◆ **Source extract**:

<<<<

I have virtually no connection with Africa. I like the odd bit of Youssou N'Dour, have eaten a yam, and know African elephants are the ones with big ears; but I'm not sure any of that qualifies as a connection. I can only imagine they ran out of proper African-related types, and for some reason I was top of the B list. B in this case stood for Bugger-All To Do With Africa.

However, ever since I started working in television, I've wanted to get a travel gig. Whatever you may occasionally hear from presenters on The Travel Show - "It's actually very hard work, and you never to get to see any of the country" - the fact is, you know and I know it's a free holiday. A free holiday with someone else sorting out all the flights and hotels and taxis and insurance. So if they'd asked me to go to Kendal to review the latest Mint Cake-making techniques, I'd have been pleased; on being offered Africa, I was - if you'll excuse the literary reference - like Molly Bloom at the end of Ulysses screaming, "yes I said I will I said yes".

When I was younger, for various reasons (most of them to do with relationships) I never travelled, as many of my friends did, to South-East Asia or India or South America. As a result, I've always felt a gap in my spirit; they've seen things I'll never see, I thought, these people who are now lawyers and teachers but were previously backpackers. Africa, at a stroke, seemed to surpass all these other places for adventure, taking me suddenly to the top of the travel experience tree: mud huts and music, calabash and colour, Serengeti and sun. Namibia, of course, turned out to be nothing like that.

I chose Namibia because one of the most travelled people I know, Harry Thompson (the producer of Have I Got News For You?), told me it was a weird and wonderful place. As a result of German colonisation, he said, it had very good roads. This seemed as good a recommendation as any. Originally, I wanted to do a very ignorant safari. I wanted to stand in front of lions and giraffes and bushhogs, and talk about them with all the confidence of David Attenborough but none of the knowledge. Namibia, though, transpired to have many other backdrops against which I could stand and talk nonsense - a good thing, since safari fatigue quickly set in once we were in the Etosha National Park, home of most of the wildlife.

When you first go out on safari and see a giraffe, say, you think you're stepping into Born Free. Two days later you're completely blase: all the giraffe, springbok, wildebeest, zebra, elephant and lion in Africa could be performing a cabaret in front of you, and all you'd want them to do would be to get out of the way of the bloody car.

We took in the whole country, driving around randomly and stopping to film spontaneous explanations whenever the landscape threw up oddities. Some were natural - like rocks that looked like giant Rice Krispies - and some man-made: Heath Robinson ferris-wheel windmills; railway stations with their names chalked into the mountains; a place marked on the map as Solitaire, which, when we got there, turned out to be just a garage owned by an enormous moustachioed German called Moose, stocking its own range of T-shirts. The place is an improviser's goldmine, a fantasia for the imagination.

>>>>

◆ **Records from a data set**:
<<<<

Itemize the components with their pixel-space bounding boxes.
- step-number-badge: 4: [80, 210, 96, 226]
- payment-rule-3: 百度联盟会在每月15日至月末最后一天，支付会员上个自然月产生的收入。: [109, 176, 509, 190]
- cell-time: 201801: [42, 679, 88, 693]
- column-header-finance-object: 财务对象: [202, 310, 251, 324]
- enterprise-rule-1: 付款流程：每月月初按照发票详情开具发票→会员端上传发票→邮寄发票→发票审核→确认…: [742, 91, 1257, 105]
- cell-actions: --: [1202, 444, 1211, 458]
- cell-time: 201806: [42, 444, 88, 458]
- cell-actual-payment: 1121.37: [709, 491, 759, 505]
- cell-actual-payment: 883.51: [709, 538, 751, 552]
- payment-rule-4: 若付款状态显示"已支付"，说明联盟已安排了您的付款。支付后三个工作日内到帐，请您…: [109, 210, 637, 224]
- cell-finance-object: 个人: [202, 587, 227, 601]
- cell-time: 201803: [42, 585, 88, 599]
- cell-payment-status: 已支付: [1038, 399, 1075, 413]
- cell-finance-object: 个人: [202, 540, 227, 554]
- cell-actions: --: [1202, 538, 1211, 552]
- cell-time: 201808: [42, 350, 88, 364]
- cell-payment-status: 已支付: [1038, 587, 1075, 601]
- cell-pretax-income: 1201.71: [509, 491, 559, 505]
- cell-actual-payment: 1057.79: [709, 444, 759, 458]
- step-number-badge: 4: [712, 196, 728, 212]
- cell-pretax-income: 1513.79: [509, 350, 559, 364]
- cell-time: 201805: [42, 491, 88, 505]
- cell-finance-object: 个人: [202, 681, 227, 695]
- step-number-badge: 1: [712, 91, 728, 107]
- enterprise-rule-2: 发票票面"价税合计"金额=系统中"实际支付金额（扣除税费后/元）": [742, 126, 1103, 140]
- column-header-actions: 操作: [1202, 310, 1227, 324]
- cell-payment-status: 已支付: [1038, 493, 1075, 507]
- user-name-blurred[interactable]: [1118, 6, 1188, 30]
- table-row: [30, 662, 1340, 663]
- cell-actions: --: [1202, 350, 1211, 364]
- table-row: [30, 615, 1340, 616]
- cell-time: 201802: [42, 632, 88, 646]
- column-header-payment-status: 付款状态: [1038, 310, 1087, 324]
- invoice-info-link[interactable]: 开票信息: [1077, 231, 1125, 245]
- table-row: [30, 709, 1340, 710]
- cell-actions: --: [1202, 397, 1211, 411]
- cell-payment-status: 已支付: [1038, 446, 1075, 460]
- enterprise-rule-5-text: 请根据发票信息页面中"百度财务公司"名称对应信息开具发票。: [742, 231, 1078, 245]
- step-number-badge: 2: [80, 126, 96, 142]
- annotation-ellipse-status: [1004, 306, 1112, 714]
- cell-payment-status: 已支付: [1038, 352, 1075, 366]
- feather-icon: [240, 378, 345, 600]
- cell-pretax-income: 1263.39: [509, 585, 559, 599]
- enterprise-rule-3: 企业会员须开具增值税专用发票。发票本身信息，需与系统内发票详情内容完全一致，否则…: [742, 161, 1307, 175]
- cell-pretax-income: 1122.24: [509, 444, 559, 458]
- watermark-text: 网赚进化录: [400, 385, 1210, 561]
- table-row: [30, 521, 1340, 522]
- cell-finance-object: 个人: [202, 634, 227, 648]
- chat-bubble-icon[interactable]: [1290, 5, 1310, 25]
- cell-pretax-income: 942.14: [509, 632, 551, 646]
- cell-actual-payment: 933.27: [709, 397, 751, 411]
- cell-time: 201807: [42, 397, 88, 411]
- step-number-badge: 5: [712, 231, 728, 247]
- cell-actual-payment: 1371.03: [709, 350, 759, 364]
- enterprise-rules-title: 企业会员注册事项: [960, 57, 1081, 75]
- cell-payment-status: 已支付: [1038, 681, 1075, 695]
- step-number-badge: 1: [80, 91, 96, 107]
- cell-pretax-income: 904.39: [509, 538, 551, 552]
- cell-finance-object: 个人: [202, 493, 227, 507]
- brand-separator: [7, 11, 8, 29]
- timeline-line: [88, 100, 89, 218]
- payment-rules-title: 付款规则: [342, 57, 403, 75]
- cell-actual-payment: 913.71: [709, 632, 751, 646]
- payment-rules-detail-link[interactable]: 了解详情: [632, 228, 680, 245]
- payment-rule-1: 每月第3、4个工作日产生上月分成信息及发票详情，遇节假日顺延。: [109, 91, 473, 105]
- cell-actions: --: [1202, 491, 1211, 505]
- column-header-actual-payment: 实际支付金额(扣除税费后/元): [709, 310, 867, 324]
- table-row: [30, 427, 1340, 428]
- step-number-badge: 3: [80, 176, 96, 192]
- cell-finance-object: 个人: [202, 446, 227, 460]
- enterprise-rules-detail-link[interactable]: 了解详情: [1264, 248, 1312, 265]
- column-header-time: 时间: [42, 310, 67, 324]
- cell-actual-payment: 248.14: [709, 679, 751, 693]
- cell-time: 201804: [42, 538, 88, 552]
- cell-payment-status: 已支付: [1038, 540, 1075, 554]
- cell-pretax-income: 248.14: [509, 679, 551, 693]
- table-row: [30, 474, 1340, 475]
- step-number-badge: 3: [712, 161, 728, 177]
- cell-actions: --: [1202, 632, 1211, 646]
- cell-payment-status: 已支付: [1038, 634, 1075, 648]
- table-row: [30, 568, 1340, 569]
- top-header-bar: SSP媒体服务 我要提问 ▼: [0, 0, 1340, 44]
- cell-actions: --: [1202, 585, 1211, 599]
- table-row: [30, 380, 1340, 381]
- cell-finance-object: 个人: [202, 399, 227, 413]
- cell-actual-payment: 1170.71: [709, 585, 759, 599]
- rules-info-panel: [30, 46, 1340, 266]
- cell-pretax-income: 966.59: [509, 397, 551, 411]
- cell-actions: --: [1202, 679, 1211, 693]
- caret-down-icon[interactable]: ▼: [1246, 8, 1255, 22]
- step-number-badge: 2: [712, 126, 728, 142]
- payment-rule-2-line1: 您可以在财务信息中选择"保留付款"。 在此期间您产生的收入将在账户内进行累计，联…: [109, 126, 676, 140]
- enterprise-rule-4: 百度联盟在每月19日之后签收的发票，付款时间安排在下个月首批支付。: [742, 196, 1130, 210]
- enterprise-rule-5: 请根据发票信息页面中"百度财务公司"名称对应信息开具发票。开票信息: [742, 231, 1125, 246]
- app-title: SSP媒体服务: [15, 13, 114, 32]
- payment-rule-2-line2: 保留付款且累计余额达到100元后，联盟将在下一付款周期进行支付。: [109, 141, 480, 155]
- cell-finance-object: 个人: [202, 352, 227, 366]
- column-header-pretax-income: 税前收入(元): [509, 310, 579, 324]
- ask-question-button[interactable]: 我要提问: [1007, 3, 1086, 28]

>>>>

◆ **Problem 1**:
Update the records from their first line through the line containing "- step-number-badge: 4: [712, 196, 728, 212]" by changing "cell-time" to "cell-month", and give those lines again with everything else left as it is.
◆ **Problem 2**:
Write the next part of the account of traveling through Namibia, picking up after its last sentence.
These records are unrelated to the text.

◆ **Exercise result 1**:
Itemize the components with their pixel-space bounding boxes.
- step-number-badge: 4: [80, 210, 96, 226]
- payment-rule-3: 百度联盟会在每月15日至月末最后一天，支付会员上个自然月产生的收入。: [109, 176, 509, 190]
- cell-month: 201801: [42, 679, 88, 693]
- column-header-finance-object: 财务对象: [202, 310, 251, 324]
- enterprise-rule-1: 付款流程：每月月初按照发票详情开具发票→会员端上传发票→邮寄发票→发票审核→确认…: [742, 91, 1257, 105]
- cell-actions: --: [1202, 444, 1211, 458]
- cell-month: 201806: [42, 444, 88, 458]
- cell-actual-payment: 1121.37: [709, 491, 759, 505]
- cell-actual-payment: 883.51: [709, 538, 751, 552]
- payment-rule-4: 若付款状态显示"已支付"，说明联盟已安排了您的付款。支付后三个工作日内到帐，请您…: [109, 210, 637, 224]
- cell-finance-object: 个人: [202, 587, 227, 601]
- cell-month: 201803: [42, 585, 88, 599]
- cell-payment-status: 已支付: [1038, 399, 1075, 413]
- cell-finance-object: 个人: [202, 540, 227, 554]
- cell-actions: --: [1202, 538, 1211, 552]
- cell-month: 201808: [42, 350, 88, 364]
- cell-payment-status: 已支付: [1038, 587, 1075, 601]
- cell-pretax-income: 1201.71: [509, 491, 559, 505]
- cell-actual-payment: 1057.79: [709, 444, 759, 458]
- step-number-badge: 4: [712, 196, 728, 212]

◆ **Exercise result 2**:
The interesting thing about making a film by inventing nonsense as you go along is this: strangely, you do end up painting a coherent portrait of the country. Gradually, you realise that within the random stuff you keep stumbling upon, there are keynotes. In the case of Namibia, these are wind and sand. Big, solemn signs reading "WIND" and "SAND" are constantly spotted at the side of roads. I'd say the wind howls wherever you go, but howling is only a small part of its repertoire. In some places it sings; in others it hums in the background like a generator; in the scrub it screeches and is impossible to distinguish from the jackals.

The patterns of the wind are painted in detail by the sand, swirling in irregular arcs across those well-built German roads. Ten miles in from Luderitz - a perfectly preserved 19th-century German town, all coffee shops and Bismarck memorabilia - is the deserted township of Kolmanskop. Sitting incongrously on the edge of the desert, this was once a rich diamond community. Now it is a ghost town: a proper, classic ghost town where you can imagine ghosts hang out. Every derelict dwelling - from the large mansion houses at its edges to the workers' terraces in the centre - is swamped with sand. Chairs, beds and wardrobes sit 4ft up in the air in rooms filled with sand, their legs half-submerged in the grains. The theatre is lined with the stuff; in the bar (which, surreally, has a skittles alley at one end), the bottles on the shelves are filled with it, providing no relief at all for the thirsty ghost.

The source of all this sand is the Namib desert. If Kolmanskop is a classic ghost town, a movie ghost-town, then the Namib is the equivalent in deserts. It's a real "man-in-white-rags-crawling-over-the-dunes-whispering-'Water- water!'" desert. Perhaps because of this, it crops up all the time in adverts. There's one for a car, in which an Aborigine stands on one leg in what's meant to be the Australian outback. In fact, it's Sossuv-lei, at the centre of the Namib, where the dunes are the size of mountains, the highest in the world, and so red they look sunburnt. I stood there in a black suit, something I wore all the time as part of a seriously unhealthy running gag about buying the wrong sort of safari suit. I thought I would die from the heat, and took my trousers down between takes.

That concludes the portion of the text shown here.